- **WHAT TO DO**
Scan the data beneath this task and copy each line that includes "name".

- **AVAILABLE RECORDS**
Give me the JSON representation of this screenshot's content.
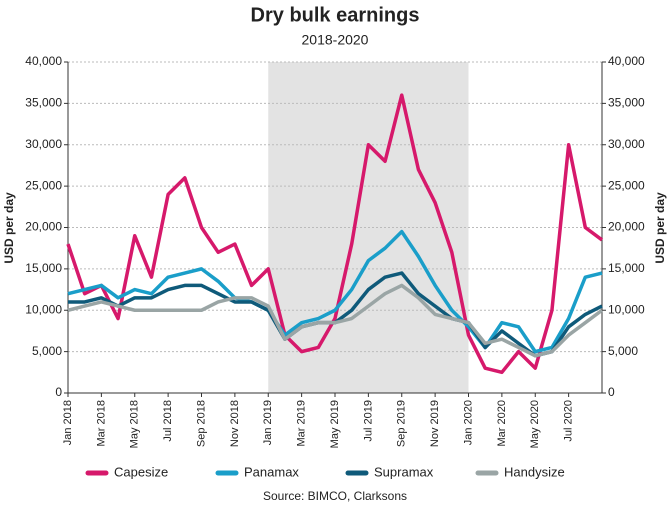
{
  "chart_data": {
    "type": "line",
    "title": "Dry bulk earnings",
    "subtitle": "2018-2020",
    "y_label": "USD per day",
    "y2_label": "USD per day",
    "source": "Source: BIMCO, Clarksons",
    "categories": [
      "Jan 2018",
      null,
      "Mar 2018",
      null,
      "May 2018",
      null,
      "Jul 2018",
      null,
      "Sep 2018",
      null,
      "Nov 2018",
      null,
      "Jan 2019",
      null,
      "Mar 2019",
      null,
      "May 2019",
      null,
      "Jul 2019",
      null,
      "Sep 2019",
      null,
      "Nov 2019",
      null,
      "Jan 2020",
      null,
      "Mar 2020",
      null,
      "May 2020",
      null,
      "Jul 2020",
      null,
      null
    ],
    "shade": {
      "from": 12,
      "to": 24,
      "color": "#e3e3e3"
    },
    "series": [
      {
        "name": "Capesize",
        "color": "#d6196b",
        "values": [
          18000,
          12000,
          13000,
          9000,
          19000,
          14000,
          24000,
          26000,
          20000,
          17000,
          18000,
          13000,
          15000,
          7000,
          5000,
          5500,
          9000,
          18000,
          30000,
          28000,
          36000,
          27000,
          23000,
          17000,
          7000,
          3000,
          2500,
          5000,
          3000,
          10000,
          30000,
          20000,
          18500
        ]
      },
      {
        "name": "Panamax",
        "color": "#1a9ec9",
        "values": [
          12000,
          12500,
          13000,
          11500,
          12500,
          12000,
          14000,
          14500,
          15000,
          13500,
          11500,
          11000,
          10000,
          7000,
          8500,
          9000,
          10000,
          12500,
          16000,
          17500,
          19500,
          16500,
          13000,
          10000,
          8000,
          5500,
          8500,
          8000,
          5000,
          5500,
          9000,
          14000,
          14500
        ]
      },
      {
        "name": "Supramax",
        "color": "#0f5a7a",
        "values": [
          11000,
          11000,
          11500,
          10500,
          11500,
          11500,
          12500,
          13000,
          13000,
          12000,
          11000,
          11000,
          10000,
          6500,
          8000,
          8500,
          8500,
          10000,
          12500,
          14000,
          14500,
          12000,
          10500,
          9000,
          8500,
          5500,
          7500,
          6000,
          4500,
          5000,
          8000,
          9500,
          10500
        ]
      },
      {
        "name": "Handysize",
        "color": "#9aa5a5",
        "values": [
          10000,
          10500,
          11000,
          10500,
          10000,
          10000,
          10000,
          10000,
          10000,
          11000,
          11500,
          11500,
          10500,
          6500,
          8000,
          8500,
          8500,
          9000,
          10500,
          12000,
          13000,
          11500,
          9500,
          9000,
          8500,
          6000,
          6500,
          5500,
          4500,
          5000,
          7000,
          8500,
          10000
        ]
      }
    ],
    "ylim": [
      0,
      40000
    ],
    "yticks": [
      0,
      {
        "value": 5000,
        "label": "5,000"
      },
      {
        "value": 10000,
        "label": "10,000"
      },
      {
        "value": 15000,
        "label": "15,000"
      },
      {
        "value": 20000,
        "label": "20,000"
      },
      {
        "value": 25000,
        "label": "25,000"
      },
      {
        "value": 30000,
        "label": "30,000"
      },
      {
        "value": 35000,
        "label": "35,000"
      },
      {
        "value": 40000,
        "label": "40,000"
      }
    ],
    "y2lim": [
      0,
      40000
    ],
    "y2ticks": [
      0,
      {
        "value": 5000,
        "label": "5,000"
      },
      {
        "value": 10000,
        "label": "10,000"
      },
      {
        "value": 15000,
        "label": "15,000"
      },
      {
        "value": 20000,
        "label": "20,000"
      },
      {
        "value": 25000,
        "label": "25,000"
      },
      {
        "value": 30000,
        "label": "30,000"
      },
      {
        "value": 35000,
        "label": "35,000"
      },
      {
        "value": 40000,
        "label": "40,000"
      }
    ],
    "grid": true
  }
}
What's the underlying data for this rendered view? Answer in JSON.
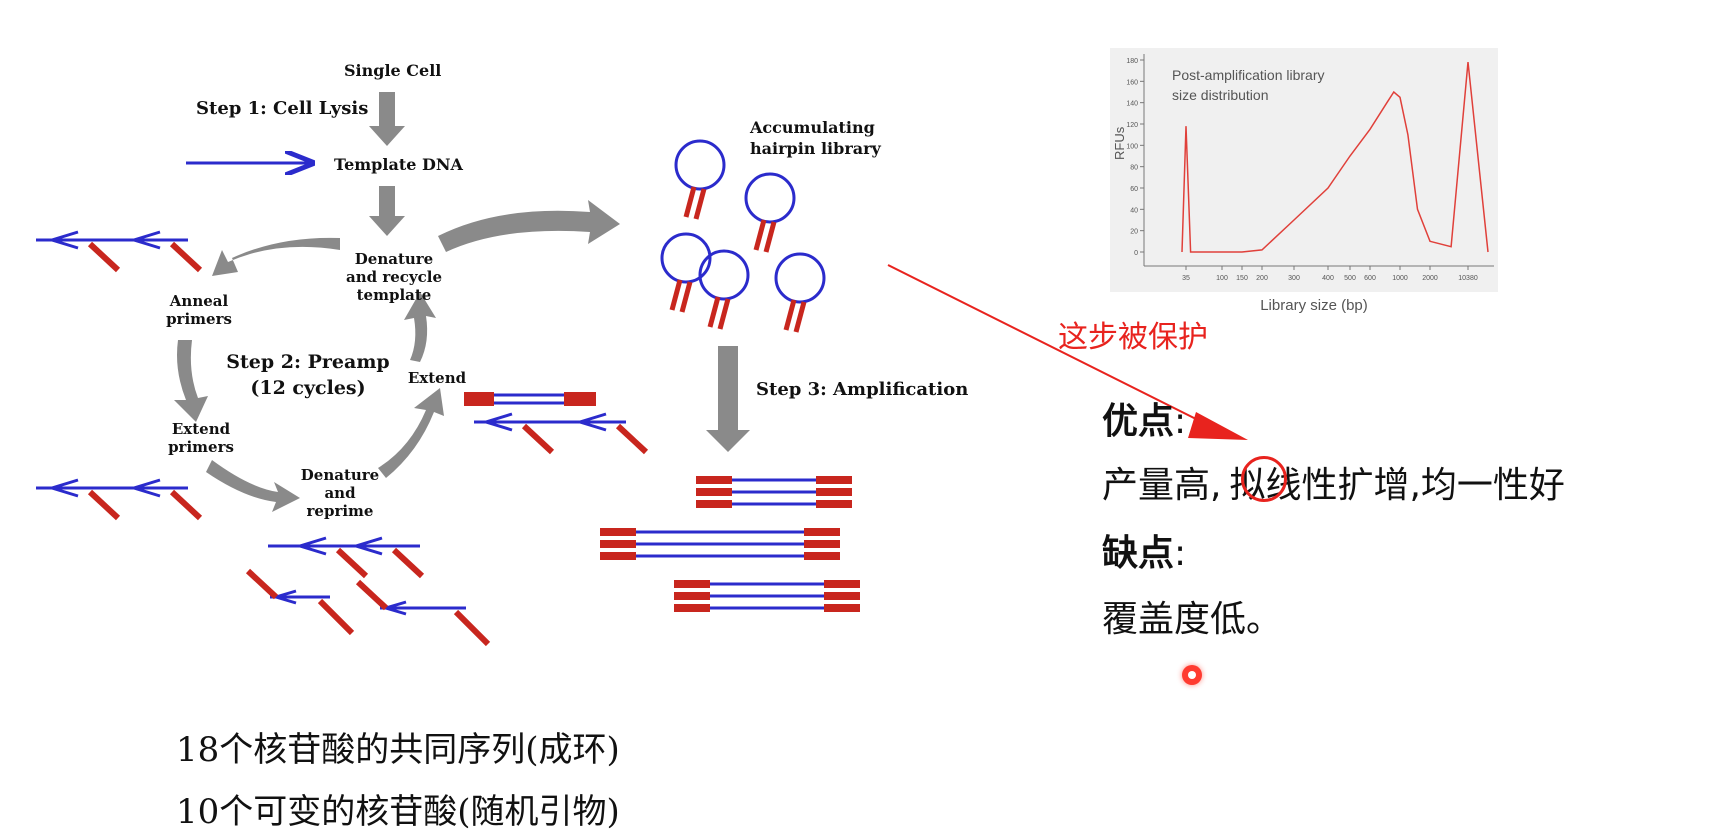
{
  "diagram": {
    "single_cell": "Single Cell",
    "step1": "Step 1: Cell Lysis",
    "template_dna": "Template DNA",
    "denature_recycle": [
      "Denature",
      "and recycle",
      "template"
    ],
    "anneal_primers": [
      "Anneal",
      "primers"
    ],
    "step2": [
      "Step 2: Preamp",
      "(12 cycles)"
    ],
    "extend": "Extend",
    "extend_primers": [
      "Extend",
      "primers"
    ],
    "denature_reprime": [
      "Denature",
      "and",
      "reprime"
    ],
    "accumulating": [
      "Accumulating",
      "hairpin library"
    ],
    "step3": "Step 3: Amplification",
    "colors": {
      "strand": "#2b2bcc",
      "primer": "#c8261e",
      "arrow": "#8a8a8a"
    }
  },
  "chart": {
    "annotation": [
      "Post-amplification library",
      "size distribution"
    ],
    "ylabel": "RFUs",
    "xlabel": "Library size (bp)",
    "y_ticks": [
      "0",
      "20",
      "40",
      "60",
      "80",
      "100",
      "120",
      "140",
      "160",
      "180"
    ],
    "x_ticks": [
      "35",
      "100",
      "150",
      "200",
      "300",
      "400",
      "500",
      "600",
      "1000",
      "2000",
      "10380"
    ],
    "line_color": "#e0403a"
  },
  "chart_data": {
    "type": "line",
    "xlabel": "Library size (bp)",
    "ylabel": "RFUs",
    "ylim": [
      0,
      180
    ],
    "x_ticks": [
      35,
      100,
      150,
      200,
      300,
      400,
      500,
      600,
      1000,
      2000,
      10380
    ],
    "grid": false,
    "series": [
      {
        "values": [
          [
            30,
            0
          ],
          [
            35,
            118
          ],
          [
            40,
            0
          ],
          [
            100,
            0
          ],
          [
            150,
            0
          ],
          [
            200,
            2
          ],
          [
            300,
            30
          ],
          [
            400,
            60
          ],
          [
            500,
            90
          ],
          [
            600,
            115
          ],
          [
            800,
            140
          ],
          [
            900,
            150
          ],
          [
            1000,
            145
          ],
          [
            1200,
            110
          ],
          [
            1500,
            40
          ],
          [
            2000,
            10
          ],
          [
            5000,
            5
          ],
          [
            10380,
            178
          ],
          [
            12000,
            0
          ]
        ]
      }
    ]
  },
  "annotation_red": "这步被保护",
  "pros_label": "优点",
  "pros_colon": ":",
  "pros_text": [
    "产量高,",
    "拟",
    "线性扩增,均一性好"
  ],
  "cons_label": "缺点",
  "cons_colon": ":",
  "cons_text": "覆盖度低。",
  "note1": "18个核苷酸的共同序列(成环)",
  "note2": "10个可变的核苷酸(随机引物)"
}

- **RESPONSE**
        "name": "Capesize",
        "name": "Panamax",
        "name": "Supramax",
        "name": "Handysize",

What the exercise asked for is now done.